GIVEN REQUEST.
Give the data again, word for word.

-- START OF RECORDS PROVIDED --

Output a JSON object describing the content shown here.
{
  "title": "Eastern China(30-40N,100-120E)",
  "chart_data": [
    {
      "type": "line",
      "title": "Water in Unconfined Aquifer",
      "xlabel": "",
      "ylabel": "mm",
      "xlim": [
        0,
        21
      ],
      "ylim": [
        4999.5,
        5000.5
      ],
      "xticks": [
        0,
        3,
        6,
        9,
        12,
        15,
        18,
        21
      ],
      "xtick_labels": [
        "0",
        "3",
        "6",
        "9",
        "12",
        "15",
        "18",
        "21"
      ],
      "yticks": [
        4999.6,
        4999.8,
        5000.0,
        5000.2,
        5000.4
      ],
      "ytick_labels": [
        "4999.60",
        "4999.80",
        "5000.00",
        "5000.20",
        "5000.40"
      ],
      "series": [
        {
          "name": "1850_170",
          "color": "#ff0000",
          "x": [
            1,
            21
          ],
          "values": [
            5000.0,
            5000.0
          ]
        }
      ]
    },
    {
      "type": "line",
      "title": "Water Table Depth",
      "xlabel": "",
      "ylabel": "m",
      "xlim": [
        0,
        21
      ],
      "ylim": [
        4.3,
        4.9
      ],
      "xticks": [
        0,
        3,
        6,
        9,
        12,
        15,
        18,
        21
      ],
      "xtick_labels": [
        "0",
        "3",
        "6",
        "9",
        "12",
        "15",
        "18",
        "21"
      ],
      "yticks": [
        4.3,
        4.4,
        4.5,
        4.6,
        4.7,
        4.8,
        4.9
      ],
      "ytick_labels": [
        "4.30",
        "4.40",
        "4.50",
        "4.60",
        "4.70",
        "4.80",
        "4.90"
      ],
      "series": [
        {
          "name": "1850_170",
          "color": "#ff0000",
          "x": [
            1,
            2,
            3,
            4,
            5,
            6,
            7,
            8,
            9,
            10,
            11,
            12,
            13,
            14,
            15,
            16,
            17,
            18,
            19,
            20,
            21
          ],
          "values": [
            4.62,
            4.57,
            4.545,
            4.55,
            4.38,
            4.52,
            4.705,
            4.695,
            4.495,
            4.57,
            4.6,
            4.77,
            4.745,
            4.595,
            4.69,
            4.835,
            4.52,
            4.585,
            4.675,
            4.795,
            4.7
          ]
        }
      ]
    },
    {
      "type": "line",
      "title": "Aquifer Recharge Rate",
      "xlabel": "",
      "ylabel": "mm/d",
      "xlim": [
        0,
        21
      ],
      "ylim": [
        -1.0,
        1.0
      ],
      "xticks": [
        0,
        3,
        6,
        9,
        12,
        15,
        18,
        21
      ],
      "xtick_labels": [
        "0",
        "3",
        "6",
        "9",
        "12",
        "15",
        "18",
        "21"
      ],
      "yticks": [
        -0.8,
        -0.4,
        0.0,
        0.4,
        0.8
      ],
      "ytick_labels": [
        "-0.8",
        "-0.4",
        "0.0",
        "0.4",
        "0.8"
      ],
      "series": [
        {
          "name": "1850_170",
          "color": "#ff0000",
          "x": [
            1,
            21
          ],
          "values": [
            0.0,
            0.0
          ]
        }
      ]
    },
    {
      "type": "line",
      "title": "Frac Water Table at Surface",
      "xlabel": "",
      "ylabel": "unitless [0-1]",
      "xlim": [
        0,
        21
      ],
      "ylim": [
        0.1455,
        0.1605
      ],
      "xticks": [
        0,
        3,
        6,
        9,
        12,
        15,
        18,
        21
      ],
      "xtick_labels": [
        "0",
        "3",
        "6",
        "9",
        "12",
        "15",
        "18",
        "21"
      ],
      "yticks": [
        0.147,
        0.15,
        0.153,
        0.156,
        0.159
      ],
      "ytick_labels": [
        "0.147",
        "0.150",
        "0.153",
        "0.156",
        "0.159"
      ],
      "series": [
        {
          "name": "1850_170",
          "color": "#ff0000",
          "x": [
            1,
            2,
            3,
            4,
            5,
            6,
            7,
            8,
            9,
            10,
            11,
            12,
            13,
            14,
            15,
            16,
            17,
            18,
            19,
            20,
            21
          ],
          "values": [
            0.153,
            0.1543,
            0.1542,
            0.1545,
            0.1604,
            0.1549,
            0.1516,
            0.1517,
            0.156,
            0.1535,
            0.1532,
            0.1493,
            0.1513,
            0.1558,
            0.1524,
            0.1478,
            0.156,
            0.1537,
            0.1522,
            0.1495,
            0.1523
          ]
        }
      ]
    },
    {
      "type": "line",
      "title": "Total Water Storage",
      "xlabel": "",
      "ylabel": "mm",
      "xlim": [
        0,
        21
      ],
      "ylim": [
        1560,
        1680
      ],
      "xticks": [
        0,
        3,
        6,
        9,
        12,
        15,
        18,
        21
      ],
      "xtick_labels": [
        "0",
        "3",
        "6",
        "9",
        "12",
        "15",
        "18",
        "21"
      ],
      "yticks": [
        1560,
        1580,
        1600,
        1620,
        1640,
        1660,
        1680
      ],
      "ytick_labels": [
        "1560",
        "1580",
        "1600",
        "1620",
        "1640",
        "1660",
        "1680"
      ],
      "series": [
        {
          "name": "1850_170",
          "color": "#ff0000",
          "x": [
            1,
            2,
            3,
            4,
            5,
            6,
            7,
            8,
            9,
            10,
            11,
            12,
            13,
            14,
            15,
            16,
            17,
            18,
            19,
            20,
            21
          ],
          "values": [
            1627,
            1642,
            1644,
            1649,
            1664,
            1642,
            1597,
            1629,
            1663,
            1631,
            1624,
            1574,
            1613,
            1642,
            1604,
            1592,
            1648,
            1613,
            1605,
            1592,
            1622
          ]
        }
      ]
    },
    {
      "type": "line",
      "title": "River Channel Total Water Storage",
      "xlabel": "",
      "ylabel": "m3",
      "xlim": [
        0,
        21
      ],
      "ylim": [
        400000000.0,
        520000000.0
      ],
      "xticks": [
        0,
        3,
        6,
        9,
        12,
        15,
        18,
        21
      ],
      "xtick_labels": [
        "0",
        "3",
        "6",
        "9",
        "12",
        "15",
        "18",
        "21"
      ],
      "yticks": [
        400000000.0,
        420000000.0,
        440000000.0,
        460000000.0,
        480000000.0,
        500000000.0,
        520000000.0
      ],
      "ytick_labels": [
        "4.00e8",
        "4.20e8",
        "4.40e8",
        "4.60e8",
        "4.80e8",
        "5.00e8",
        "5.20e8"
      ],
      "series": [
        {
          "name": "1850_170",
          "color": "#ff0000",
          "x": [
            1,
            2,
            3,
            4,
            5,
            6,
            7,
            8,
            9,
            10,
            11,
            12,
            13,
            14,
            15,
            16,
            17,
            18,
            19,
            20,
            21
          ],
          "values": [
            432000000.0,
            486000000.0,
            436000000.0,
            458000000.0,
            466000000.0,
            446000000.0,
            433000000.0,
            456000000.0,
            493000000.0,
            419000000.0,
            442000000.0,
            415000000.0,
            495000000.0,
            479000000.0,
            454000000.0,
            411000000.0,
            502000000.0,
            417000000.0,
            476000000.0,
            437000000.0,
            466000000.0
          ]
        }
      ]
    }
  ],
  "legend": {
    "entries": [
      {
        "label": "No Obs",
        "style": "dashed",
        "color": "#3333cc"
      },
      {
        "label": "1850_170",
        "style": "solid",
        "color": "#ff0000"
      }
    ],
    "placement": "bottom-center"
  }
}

-- END OF RECORDS PROVIDED --

REPLY TO THE TASK.
Output a JSON object describing the content shown here.
{
  "title": "Eastern China(30-40N,100-120E)",
  "chart_data": [
    {
      "type": "line",
      "title": "Water in Unconfined Aquifer",
      "xlabel": "",
      "ylabel": "mm",
      "xlim": [
        0,
        21
      ],
      "ylim": [
        4999.5,
        5000.5
      ],
      "xticks": [
        0,
        3,
        6,
        9,
        12,
        15,
        18,
        21
      ],
      "xtick_labels": [
        "0",
        "3",
        "6",
        "9",
        "12",
        "15",
        "18",
        "21"
      ],
      "yticks": [
        4999.6,
        4999.8,
        5000.0,
        5000.2,
        5000.4
      ],
      "ytick_labels": [
        "4999.60",
        "4999.80",
        "5000.00",
        "5000.20",
        "5000.40"
      ],
      "series": [
        {
          "name": "1850_170",
          "color": "#ff0000",
          "x": [
            1,
            21
          ],
          "values": [
            5000.0,
            5000.0
          ]
        }
      ]
    },
    {
      "type": "line",
      "title": "Water Table Depth",
      "xlabel": "",
      "ylabel": "m",
      "xlim": [
        0,
        21
      ],
      "ylim": [
        4.3,
        4.9
      ],
      "xticks": [
        0,
        3,
        6,
        9,
        12,
        15,
        18,
        21
      ],
      "xtick_labels": [
        "0",
        "3",
        "6",
        "9",
        "12",
        "15",
        "18",
        "21"
      ],
      "yticks": [
        4.3,
        4.4,
        4.5,
        4.6,
        4.7,
        4.8,
        4.9
      ],
      "ytick_labels": [
        "4.30",
        "4.40",
        "4.50",
        "4.60",
        "4.70",
        "4.80",
        "4.90"
      ],
      "series": [
        {
          "name": "1850_170",
          "color": "#ff0000",
          "x": [
            1,
            2,
            3,
            4,
            5,
            6,
            7,
            8,
            9,
            10,
            11,
            12,
            13,
            14,
            15,
            16,
            17,
            18,
            19,
            20,
            21
          ],
          "values": [
            4.62,
            4.57,
            4.545,
            4.55,
            4.38,
            4.52,
            4.705,
            4.695,
            4.495,
            4.57,
            4.6,
            4.77,
            4.745,
            4.595,
            4.69,
            4.835,
            4.52,
            4.585,
            4.675,
            4.795,
            4.7
          ]
        }
      ]
    },
    {
      "type": "line",
      "title": "Aquifer Recharge Rate",
      "xlabel": "",
      "ylabel": "mm/d",
      "xlim": [
        0,
        21
      ],
      "ylim": [
        -1.0,
        1.0
      ],
      "xticks": [
        0,
        3,
        6,
        9,
        12,
        15,
        18,
        21
      ],
      "xtick_labels": [
        "0",
        "3",
        "6",
        "9",
        "12",
        "15",
        "18",
        "21"
      ],
      "yticks": [
        -0.8,
        -0.4,
        0.0,
        0.4,
        0.8
      ],
      "ytick_labels": [
        "-0.8",
        "-0.4",
        "0.0",
        "0.4",
        "0.8"
      ],
      "series": [
        {
          "name": "1850_170",
          "color": "#ff0000",
          "x": [
            1,
            21
          ],
          "values": [
            0.0,
            0.0
          ]
        }
      ]
    },
    {
      "type": "line",
      "title": "Frac Water Table at Surface",
      "xlabel": "",
      "ylabel": "unitless [0-1]",
      "xlim": [
        0,
        21
      ],
      "ylim": [
        0.1455,
        0.1605
      ],
      "xticks": [
        0,
        3,
        6,
        9,
        12,
        15,
        18,
        21
      ],
      "xtick_labels": [
        "0",
        "3",
        "6",
        "9",
        "12",
        "15",
        "18",
        "21"
      ],
      "yticks": [
        0.147,
        0.15,
        0.153,
        0.156,
        0.159
      ],
      "ytick_labels": [
        "0.147",
        "0.150",
        "0.153",
        "0.156",
        "0.159"
      ],
      "series": [
        {
          "name": "1850_170",
          "color": "#ff0000",
          "x": [
            1,
            2,
            3,
            4,
            5,
            6,
            7,
            8,
            9,
            10,
            11,
            12,
            13,
            14,
            15,
            16,
            17,
            18,
            19,
            20,
            21
          ],
          "values": [
            0.153,
            0.1543,
            0.1542,
            0.1545,
            0.1604,
            0.1549,
            0.1516,
            0.1517,
            0.156,
            0.1535,
            0.1532,
            0.1493,
            0.1513,
            0.1558,
            0.1524,
            0.1478,
            0.156,
            0.1537,
            0.1522,
            0.1495,
            0.1523
          ]
        }
      ]
    },
    {
      "type": "line",
      "title": "Total Water Storage",
      "xlabel": "",
      "ylabel": "mm",
      "xlim": [
        0,
        21
      ],
      "ylim": [
        1560,
        1680
      ],
      "xticks": [
        0,
        3,
        6,
        9,
        12,
        15,
        18,
        21
      ],
      "xtick_labels": [
        "0",
        "3",
        "6",
        "9",
        "12",
        "15",
        "18",
        "21"
      ],
      "yticks": [
        1560,
        1580,
        1600,
        1620,
        1640,
        1660,
        1680
      ],
      "ytick_labels": [
        "1560",
        "1580",
        "1600",
        "1620",
        "1640",
        "1660",
        "1680"
      ],
      "series": [
        {
          "name": "1850_170",
          "color": "#ff0000",
          "x": [
            1,
            2,
            3,
            4,
            5,
            6,
            7,
            8,
            9,
            10,
            11,
            12,
            13,
            14,
            15,
            16,
            17,
            18,
            19,
            20,
            21
          ],
          "values": [
            1627,
            1642,
            1644,
            1649,
            1664,
            1642,
            1597,
            1629,
            1663,
            1631,
            1624,
            1574,
            1613,
            1642,
            1604,
            1592,
            1648,
            1613,
            1605,
            1592,
            1622
          ]
        }
      ]
    },
    {
      "type": "line",
      "title": "River Channel Total Water Storage",
      "xlabel": "",
      "ylabel": "m3",
      "xlim": [
        0,
        21
      ],
      "ylim": [
        400000000.0,
        520000000.0
      ],
      "xticks": [
        0,
        3,
        6,
        9,
        12,
        15,
        18,
        21
      ],
      "xtick_labels": [
        "0",
        "3",
        "6",
        "9",
        "12",
        "15",
        "18",
        "21"
      ],
      "yticks": [
        400000000.0,
        420000000.0,
        440000000.0,
        460000000.0,
        480000000.0,
        500000000.0,
        520000000.0
      ],
      "ytick_labels": [
        "4.00e8",
        "4.20e8",
        "4.40e8",
        "4.60e8",
        "4.80e8",
        "5.00e8",
        "5.20e8"
      ],
      "series": [
        {
          "name": "1850_170",
          "color": "#ff0000",
          "x": [
            1,
            2,
            3,
            4,
            5,
            6,
            7,
            8,
            9,
            10,
            11,
            12,
            13,
            14,
            15,
            16,
            17,
            18,
            19,
            20,
            21
          ],
          "values": [
            432000000.0,
            486000000.0,
            436000000.0,
            458000000.0,
            466000000.0,
            446000000.0,
            433000000.0,
            456000000.0,
            493000000.0,
            419000000.0,
            442000000.0,
            415000000.0,
            495000000.0,
            479000000.0,
            454000000.0,
            411000000.0,
            502000000.0,
            417000000.0,
            476000000.0,
            437000000.0,
            466000000.0
          ]
        }
      ]
    }
  ],
  "legend": {
    "entries": [
      {
        "label": "No Obs",
        "style": "dashed",
        "color": "#3333cc"
      },
      {
        "label": "1850_170",
        "style": "solid",
        "color": "#ff0000"
      }
    ],
    "placement": "bottom-center"
  }
}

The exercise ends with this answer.